The problem. Using the entries that follow, state how many lines contain the word "офтех". The response is that number and nothing more.

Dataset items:
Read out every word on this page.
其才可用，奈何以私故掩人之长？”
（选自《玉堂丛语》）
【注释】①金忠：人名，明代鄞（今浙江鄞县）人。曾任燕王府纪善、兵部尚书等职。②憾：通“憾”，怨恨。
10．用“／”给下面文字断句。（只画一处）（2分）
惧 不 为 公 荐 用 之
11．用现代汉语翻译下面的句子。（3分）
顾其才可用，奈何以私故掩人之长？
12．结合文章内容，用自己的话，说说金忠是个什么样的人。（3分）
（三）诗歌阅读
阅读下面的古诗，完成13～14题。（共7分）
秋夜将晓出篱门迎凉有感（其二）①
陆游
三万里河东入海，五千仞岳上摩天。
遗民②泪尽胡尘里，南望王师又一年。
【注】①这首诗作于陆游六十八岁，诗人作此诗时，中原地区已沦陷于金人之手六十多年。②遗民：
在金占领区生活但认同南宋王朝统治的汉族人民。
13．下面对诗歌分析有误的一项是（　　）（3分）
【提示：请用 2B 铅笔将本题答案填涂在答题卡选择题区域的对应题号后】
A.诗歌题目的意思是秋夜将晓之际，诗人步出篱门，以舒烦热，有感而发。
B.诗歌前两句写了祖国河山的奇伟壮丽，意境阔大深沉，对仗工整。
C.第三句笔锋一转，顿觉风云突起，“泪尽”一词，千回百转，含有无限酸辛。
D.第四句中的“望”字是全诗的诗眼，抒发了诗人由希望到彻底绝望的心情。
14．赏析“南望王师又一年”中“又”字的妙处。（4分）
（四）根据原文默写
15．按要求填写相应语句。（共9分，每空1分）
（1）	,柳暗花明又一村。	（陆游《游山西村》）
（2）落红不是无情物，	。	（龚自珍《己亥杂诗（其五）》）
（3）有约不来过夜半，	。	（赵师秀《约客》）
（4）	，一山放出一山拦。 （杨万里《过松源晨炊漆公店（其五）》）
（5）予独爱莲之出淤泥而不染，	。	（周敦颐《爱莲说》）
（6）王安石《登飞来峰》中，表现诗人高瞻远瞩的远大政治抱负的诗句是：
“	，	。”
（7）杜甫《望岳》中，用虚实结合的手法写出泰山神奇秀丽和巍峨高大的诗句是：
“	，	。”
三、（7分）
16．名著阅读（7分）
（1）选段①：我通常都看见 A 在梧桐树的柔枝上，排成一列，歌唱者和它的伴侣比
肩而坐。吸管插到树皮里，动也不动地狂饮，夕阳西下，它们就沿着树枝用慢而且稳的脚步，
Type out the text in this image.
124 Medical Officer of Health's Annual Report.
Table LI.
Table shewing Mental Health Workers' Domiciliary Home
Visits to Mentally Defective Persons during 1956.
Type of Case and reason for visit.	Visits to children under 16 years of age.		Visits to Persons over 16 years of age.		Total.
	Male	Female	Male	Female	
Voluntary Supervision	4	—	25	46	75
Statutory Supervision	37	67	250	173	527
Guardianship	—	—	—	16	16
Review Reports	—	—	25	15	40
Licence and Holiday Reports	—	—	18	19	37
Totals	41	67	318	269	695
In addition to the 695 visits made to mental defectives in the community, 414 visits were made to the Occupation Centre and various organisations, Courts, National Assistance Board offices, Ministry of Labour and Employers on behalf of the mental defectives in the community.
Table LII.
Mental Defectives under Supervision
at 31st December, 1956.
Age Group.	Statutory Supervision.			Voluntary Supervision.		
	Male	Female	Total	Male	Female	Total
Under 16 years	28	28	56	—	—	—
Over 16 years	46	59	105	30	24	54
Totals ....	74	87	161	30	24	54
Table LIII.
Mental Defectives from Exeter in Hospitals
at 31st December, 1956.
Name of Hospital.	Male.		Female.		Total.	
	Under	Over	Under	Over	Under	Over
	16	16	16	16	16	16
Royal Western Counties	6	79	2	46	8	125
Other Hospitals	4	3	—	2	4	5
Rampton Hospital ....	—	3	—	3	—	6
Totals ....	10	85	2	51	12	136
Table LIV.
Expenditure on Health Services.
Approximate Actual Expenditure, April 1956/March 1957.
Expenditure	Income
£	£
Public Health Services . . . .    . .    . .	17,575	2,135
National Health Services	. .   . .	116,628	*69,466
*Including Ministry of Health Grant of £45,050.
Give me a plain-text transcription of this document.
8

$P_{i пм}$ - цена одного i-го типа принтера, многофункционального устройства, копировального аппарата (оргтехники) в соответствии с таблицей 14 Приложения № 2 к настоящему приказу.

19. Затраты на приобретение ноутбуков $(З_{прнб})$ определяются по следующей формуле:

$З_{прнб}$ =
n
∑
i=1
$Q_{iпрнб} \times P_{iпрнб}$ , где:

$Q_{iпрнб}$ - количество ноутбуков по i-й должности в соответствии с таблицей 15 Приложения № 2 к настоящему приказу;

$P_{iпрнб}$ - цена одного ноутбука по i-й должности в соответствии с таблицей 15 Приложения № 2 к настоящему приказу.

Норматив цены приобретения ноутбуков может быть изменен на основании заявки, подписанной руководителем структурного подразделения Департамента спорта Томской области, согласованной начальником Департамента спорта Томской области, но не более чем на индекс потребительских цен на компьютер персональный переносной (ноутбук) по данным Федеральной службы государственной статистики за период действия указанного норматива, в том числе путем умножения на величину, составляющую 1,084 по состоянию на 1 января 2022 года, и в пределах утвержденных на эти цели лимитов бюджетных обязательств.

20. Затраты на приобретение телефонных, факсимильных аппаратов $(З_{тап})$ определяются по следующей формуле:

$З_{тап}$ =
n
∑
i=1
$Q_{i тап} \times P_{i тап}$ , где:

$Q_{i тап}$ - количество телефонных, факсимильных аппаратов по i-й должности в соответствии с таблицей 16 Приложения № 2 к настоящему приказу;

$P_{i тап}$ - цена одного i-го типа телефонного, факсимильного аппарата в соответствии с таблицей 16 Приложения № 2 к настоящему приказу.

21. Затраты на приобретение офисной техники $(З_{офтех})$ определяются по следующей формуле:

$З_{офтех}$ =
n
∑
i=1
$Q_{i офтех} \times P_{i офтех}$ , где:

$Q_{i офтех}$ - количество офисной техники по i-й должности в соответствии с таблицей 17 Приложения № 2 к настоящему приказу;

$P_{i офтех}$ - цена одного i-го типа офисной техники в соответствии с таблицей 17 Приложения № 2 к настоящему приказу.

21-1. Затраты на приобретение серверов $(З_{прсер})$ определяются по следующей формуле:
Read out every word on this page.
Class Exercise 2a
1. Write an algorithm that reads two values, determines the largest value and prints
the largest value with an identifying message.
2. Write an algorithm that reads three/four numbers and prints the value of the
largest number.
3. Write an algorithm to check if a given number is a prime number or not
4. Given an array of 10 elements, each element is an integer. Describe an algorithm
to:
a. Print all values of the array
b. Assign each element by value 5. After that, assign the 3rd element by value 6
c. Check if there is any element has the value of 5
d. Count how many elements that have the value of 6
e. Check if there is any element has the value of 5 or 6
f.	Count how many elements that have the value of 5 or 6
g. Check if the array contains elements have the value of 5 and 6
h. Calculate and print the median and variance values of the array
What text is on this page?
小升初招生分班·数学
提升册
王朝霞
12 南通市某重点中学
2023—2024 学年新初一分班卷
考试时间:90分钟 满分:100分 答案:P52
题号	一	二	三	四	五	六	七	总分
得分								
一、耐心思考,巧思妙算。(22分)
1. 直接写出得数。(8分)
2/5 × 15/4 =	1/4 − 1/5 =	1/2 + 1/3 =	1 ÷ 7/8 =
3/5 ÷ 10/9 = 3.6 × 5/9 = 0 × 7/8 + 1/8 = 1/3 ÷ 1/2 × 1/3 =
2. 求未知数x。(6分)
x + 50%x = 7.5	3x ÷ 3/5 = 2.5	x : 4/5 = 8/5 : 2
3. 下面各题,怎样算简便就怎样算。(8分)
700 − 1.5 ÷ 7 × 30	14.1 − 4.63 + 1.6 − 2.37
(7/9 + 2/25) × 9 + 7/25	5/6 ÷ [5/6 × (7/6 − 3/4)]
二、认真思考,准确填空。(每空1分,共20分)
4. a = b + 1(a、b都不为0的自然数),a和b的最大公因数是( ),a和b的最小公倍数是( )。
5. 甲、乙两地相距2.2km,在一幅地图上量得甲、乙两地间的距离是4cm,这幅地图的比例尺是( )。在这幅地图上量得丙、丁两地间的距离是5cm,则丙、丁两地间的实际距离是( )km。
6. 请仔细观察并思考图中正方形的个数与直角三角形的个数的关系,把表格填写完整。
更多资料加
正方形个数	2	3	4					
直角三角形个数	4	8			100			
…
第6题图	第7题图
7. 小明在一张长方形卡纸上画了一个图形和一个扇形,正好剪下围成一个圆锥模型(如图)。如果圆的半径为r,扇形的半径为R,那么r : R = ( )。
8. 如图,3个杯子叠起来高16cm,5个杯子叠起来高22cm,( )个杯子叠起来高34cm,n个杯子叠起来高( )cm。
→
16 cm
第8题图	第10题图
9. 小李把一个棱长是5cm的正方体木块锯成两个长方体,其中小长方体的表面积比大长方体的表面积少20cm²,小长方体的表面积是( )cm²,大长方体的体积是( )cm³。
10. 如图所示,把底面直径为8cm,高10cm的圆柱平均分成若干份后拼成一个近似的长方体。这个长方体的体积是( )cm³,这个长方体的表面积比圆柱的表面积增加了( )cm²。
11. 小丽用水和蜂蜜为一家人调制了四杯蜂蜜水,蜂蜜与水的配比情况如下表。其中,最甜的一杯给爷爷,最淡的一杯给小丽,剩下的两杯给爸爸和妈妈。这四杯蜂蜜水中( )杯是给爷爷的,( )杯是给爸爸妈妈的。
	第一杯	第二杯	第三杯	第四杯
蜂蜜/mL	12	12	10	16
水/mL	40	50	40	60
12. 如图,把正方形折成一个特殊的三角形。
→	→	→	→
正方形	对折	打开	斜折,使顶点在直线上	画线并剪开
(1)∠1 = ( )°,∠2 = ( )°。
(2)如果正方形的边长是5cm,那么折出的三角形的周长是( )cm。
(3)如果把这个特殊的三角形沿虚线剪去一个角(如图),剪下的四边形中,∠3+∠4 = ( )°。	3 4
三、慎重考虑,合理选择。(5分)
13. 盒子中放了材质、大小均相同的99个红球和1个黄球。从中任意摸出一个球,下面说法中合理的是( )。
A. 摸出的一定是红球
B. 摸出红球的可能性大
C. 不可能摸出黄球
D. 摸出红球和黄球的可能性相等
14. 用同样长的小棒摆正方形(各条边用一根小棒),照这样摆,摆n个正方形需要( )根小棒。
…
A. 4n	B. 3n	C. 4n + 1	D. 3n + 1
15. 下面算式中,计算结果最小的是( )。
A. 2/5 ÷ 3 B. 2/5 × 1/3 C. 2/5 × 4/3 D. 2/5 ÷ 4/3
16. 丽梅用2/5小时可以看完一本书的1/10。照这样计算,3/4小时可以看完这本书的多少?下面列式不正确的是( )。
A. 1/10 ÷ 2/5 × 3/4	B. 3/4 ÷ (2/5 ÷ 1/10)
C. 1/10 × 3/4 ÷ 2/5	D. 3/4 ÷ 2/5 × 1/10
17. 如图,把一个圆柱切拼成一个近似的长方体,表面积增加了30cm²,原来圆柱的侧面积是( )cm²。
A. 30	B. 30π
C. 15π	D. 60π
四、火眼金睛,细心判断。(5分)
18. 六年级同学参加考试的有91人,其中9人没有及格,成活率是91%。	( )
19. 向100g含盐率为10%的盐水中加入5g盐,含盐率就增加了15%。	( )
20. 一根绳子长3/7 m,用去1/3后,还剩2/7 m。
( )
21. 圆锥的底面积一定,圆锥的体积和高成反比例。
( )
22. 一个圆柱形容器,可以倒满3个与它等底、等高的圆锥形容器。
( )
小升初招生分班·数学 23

Correct result. 5